#### Material provided

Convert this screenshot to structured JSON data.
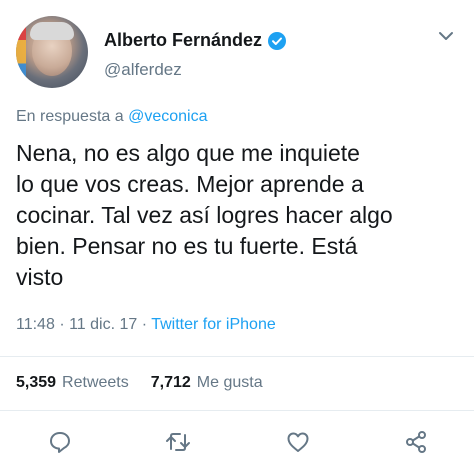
{
  "user": {
    "display_name": "Alberto Fernández",
    "handle": "@alferdez",
    "verified": true
  },
  "reply_to": {
    "prefix": "En respuesta a",
    "handle": "@veconica"
  },
  "tweet": {
    "text": "Nena, no es algo que me inquiete\nlo que vos creas. Mejor aprende a\ncocinar. Tal vez así logres hacer algo\nbien. Pensar no es tu fuerte. Está\nvisto",
    "time": "11:48",
    "separator": "·",
    "date": "11 dic. 17",
    "source": "Twitter for iPhone"
  },
  "stats": {
    "retweets_count": "5,359",
    "retweets_label": "Retweets",
    "likes_count": "7,712",
    "likes_label": "Me gusta"
  },
  "colors": {
    "accent": "#1da1f2",
    "secondary_text": "#657786",
    "primary_text": "#14171a",
    "divider": "#e6ecf0"
  },
  "icons": [
    "verified-badge-icon",
    "chevron-down-icon",
    "reply-icon",
    "retweet-icon",
    "like-icon",
    "share-icon"
  ]
}
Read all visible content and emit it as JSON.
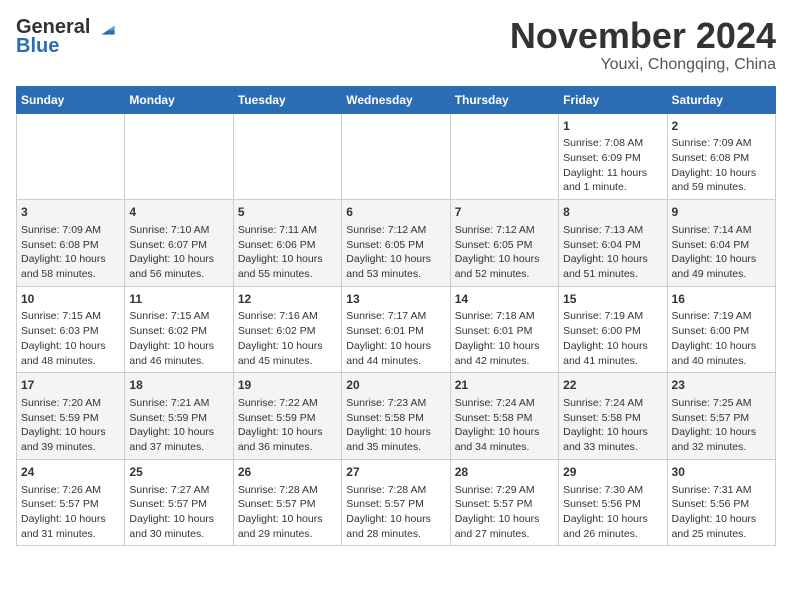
{
  "header": {
    "logo_line1": "General",
    "logo_line2": "Blue",
    "month": "November 2024",
    "location": "Youxi, Chongqing, China"
  },
  "days_of_week": [
    "Sunday",
    "Monday",
    "Tuesday",
    "Wednesday",
    "Thursday",
    "Friday",
    "Saturday"
  ],
  "weeks": [
    [
      {
        "day": "",
        "info": ""
      },
      {
        "day": "",
        "info": ""
      },
      {
        "day": "",
        "info": ""
      },
      {
        "day": "",
        "info": ""
      },
      {
        "day": "",
        "info": ""
      },
      {
        "day": "1",
        "info": "Sunrise: 7:08 AM\nSunset: 6:09 PM\nDaylight: 11 hours and 1 minute."
      },
      {
        "day": "2",
        "info": "Sunrise: 7:09 AM\nSunset: 6:08 PM\nDaylight: 10 hours and 59 minutes."
      }
    ],
    [
      {
        "day": "3",
        "info": "Sunrise: 7:09 AM\nSunset: 6:08 PM\nDaylight: 10 hours and 58 minutes."
      },
      {
        "day": "4",
        "info": "Sunrise: 7:10 AM\nSunset: 6:07 PM\nDaylight: 10 hours and 56 minutes."
      },
      {
        "day": "5",
        "info": "Sunrise: 7:11 AM\nSunset: 6:06 PM\nDaylight: 10 hours and 55 minutes."
      },
      {
        "day": "6",
        "info": "Sunrise: 7:12 AM\nSunset: 6:05 PM\nDaylight: 10 hours and 53 minutes."
      },
      {
        "day": "7",
        "info": "Sunrise: 7:12 AM\nSunset: 6:05 PM\nDaylight: 10 hours and 52 minutes."
      },
      {
        "day": "8",
        "info": "Sunrise: 7:13 AM\nSunset: 6:04 PM\nDaylight: 10 hours and 51 minutes."
      },
      {
        "day": "9",
        "info": "Sunrise: 7:14 AM\nSunset: 6:04 PM\nDaylight: 10 hours and 49 minutes."
      }
    ],
    [
      {
        "day": "10",
        "info": "Sunrise: 7:15 AM\nSunset: 6:03 PM\nDaylight: 10 hours and 48 minutes."
      },
      {
        "day": "11",
        "info": "Sunrise: 7:15 AM\nSunset: 6:02 PM\nDaylight: 10 hours and 46 minutes."
      },
      {
        "day": "12",
        "info": "Sunrise: 7:16 AM\nSunset: 6:02 PM\nDaylight: 10 hours and 45 minutes."
      },
      {
        "day": "13",
        "info": "Sunrise: 7:17 AM\nSunset: 6:01 PM\nDaylight: 10 hours and 44 minutes."
      },
      {
        "day": "14",
        "info": "Sunrise: 7:18 AM\nSunset: 6:01 PM\nDaylight: 10 hours and 42 minutes."
      },
      {
        "day": "15",
        "info": "Sunrise: 7:19 AM\nSunset: 6:00 PM\nDaylight: 10 hours and 41 minutes."
      },
      {
        "day": "16",
        "info": "Sunrise: 7:19 AM\nSunset: 6:00 PM\nDaylight: 10 hours and 40 minutes."
      }
    ],
    [
      {
        "day": "17",
        "info": "Sunrise: 7:20 AM\nSunset: 5:59 PM\nDaylight: 10 hours and 39 minutes."
      },
      {
        "day": "18",
        "info": "Sunrise: 7:21 AM\nSunset: 5:59 PM\nDaylight: 10 hours and 37 minutes."
      },
      {
        "day": "19",
        "info": "Sunrise: 7:22 AM\nSunset: 5:59 PM\nDaylight: 10 hours and 36 minutes."
      },
      {
        "day": "20",
        "info": "Sunrise: 7:23 AM\nSunset: 5:58 PM\nDaylight: 10 hours and 35 minutes."
      },
      {
        "day": "21",
        "info": "Sunrise: 7:24 AM\nSunset: 5:58 PM\nDaylight: 10 hours and 34 minutes."
      },
      {
        "day": "22",
        "info": "Sunrise: 7:24 AM\nSunset: 5:58 PM\nDaylight: 10 hours and 33 minutes."
      },
      {
        "day": "23",
        "info": "Sunrise: 7:25 AM\nSunset: 5:57 PM\nDaylight: 10 hours and 32 minutes."
      }
    ],
    [
      {
        "day": "24",
        "info": "Sunrise: 7:26 AM\nSunset: 5:57 PM\nDaylight: 10 hours and 31 minutes."
      },
      {
        "day": "25",
        "info": "Sunrise: 7:27 AM\nSunset: 5:57 PM\nDaylight: 10 hours and 30 minutes."
      },
      {
        "day": "26",
        "info": "Sunrise: 7:28 AM\nSunset: 5:57 PM\nDaylight: 10 hours and 29 minutes."
      },
      {
        "day": "27",
        "info": "Sunrise: 7:28 AM\nSunset: 5:57 PM\nDaylight: 10 hours and 28 minutes."
      },
      {
        "day": "28",
        "info": "Sunrise: 7:29 AM\nSunset: 5:57 PM\nDaylight: 10 hours and 27 minutes."
      },
      {
        "day": "29",
        "info": "Sunrise: 7:30 AM\nSunset: 5:56 PM\nDaylight: 10 hours and 26 minutes."
      },
      {
        "day": "30",
        "info": "Sunrise: 7:31 AM\nSunset: 5:56 PM\nDaylight: 10 hours and 25 minutes."
      }
    ]
  ]
}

########

Quote every line of the records above exactly; no picture is to be copied.

## Finished answer
Convert this screenshot to structured JSON data.
{
  "user": {
    "display_name": "Alberto Fernández",
    "handle": "@alferdez",
    "verified": true
  },
  "reply_to": {
    "prefix": "En respuesta a",
    "handle": "@veconica"
  },
  "tweet": {
    "text": "Nena, no es algo que me inquiete\nlo que vos creas. Mejor aprende a\ncocinar. Tal vez así logres hacer algo\nbien. Pensar no es tu fuerte. Está\nvisto",
    "time": "11:48",
    "separator": "·",
    "date": "11 dic. 17",
    "source": "Twitter for iPhone"
  },
  "stats": {
    "retweets_count": "5,359",
    "retweets_label": "Retweets",
    "likes_count": "7,712",
    "likes_label": "Me gusta"
  },
  "colors": {
    "accent": "#1da1f2",
    "secondary_text": "#657786",
    "primary_text": "#14171a",
    "divider": "#e6ecf0"
  },
  "icons": [
    "verified-badge-icon",
    "chevron-down-icon",
    "reply-icon",
    "retweet-icon",
    "like-icon",
    "share-icon"
  ]
}
Read all visible content and emit it as JSON.
{
  "header": {
    "logo_line1": "General",
    "logo_line2": "Blue",
    "month": "November 2024",
    "location": "Youxi, Chongqing, China"
  },
  "days_of_week": [
    "Sunday",
    "Monday",
    "Tuesday",
    "Wednesday",
    "Thursday",
    "Friday",
    "Saturday"
  ],
  "weeks": [
    [
      {
        "day": "",
        "info": ""
      },
      {
        "day": "",
        "info": ""
      },
      {
        "day": "",
        "info": ""
      },
      {
        "day": "",
        "info": ""
      },
      {
        "day": "",
        "info": ""
      },
      {
        "day": "1",
        "info": "Sunrise: 7:08 AM\nSunset: 6:09 PM\nDaylight: 11 hours and 1 minute."
      },
      {
        "day": "2",
        "info": "Sunrise: 7:09 AM\nSunset: 6:08 PM\nDaylight: 10 hours and 59 minutes."
      }
    ],
    [
      {
        "day": "3",
        "info": "Sunrise: 7:09 AM\nSunset: 6:08 PM\nDaylight: 10 hours and 58 minutes."
      },
      {
        "day": "4",
        "info": "Sunrise: 7:10 AM\nSunset: 6:07 PM\nDaylight: 10 hours and 56 minutes."
      },
      {
        "day": "5",
        "info": "Sunrise: 7:11 AM\nSunset: 6:06 PM\nDaylight: 10 hours and 55 minutes."
      },
      {
        "day": "6",
        "info": "Sunrise: 7:12 AM\nSunset: 6:05 PM\nDaylight: 10 hours and 53 minutes."
      },
      {
        "day": "7",
        "info": "Sunrise: 7:12 AM\nSunset: 6:05 PM\nDaylight: 10 hours and 52 minutes."
      },
      {
        "day": "8",
        "info": "Sunrise: 7:13 AM\nSunset: 6:04 PM\nDaylight: 10 hours and 51 minutes."
      },
      {
        "day": "9",
        "info": "Sunrise: 7:14 AM\nSunset: 6:04 PM\nDaylight: 10 hours and 49 minutes."
      }
    ],
    [
      {
        "day": "10",
        "info": "Sunrise: 7:15 AM\nSunset: 6:03 PM\nDaylight: 10 hours and 48 minutes."
      },
      {
        "day": "11",
        "info": "Sunrise: 7:15 AM\nSunset: 6:02 PM\nDaylight: 10 hours and 46 minutes."
      },
      {
        "day": "12",
        "info": "Sunrise: 7:16 AM\nSunset: 6:02 PM\nDaylight: 10 hours and 45 minutes."
      },
      {
        "day": "13",
        "info": "Sunrise: 7:17 AM\nSunset: 6:01 PM\nDaylight: 10 hours and 44 minutes."
      },
      {
        "day": "14",
        "info": "Sunrise: 7:18 AM\nSunset: 6:01 PM\nDaylight: 10 hours and 42 minutes."
      },
      {
        "day": "15",
        "info": "Sunrise: 7:19 AM\nSunset: 6:00 PM\nDaylight: 10 hours and 41 minutes."
      },
      {
        "day": "16",
        "info": "Sunrise: 7:19 AM\nSunset: 6:00 PM\nDaylight: 10 hours and 40 minutes."
      }
    ],
    [
      {
        "day": "17",
        "info": "Sunrise: 7:20 AM\nSunset: 5:59 PM\nDaylight: 10 hours and 39 minutes."
      },
      {
        "day": "18",
        "info": "Sunrise: 7:21 AM\nSunset: 5:59 PM\nDaylight: 10 hours and 37 minutes."
      },
      {
        "day": "19",
        "info": "Sunrise: 7:22 AM\nSunset: 5:59 PM\nDaylight: 10 hours and 36 minutes."
      },
      {
        "day": "20",
        "info": "Sunrise: 7:23 AM\nSunset: 5:58 PM\nDaylight: 10 hours and 35 minutes."
      },
      {
        "day": "21",
        "info": "Sunrise: 7:24 AM\nSunset: 5:58 PM\nDaylight: 10 hours and 34 minutes."
      },
      {
        "day": "22",
        "info": "Sunrise: 7:24 AM\nSunset: 5:58 PM\nDaylight: 10 hours and 33 minutes."
      },
      {
        "day": "23",
        "info": "Sunrise: 7:25 AM\nSunset: 5:57 PM\nDaylight: 10 hours and 32 minutes."
      }
    ],
    [
      {
        "day": "24",
        "info": "Sunrise: 7:26 AM\nSunset: 5:57 PM\nDaylight: 10 hours and 31 minutes."
      },
      {
        "day": "25",
        "info": "Sunrise: 7:27 AM\nSunset: 5:57 PM\nDaylight: 10 hours and 30 minutes."
      },
      {
        "day": "26",
        "info": "Sunrise: 7:28 AM\nSunset: 5:57 PM\nDaylight: 10 hours and 29 minutes."
      },
      {
        "day": "27",
        "info": "Sunrise: 7:28 AM\nSunset: 5:57 PM\nDaylight: 10 hours and 28 minutes."
      },
      {
        "day": "28",
        "info": "Sunrise: 7:29 AM\nSunset: 5:57 PM\nDaylight: 10 hours and 27 minutes."
      },
      {
        "day": "29",
        "info": "Sunrise: 7:30 AM\nSunset: 5:56 PM\nDaylight: 10 hours and 26 minutes."
      },
      {
        "day": "30",
        "info": "Sunrise: 7:31 AM\nSunset: 5:56 PM\nDaylight: 10 hours and 25 minutes."
      }
    ]
  ]
}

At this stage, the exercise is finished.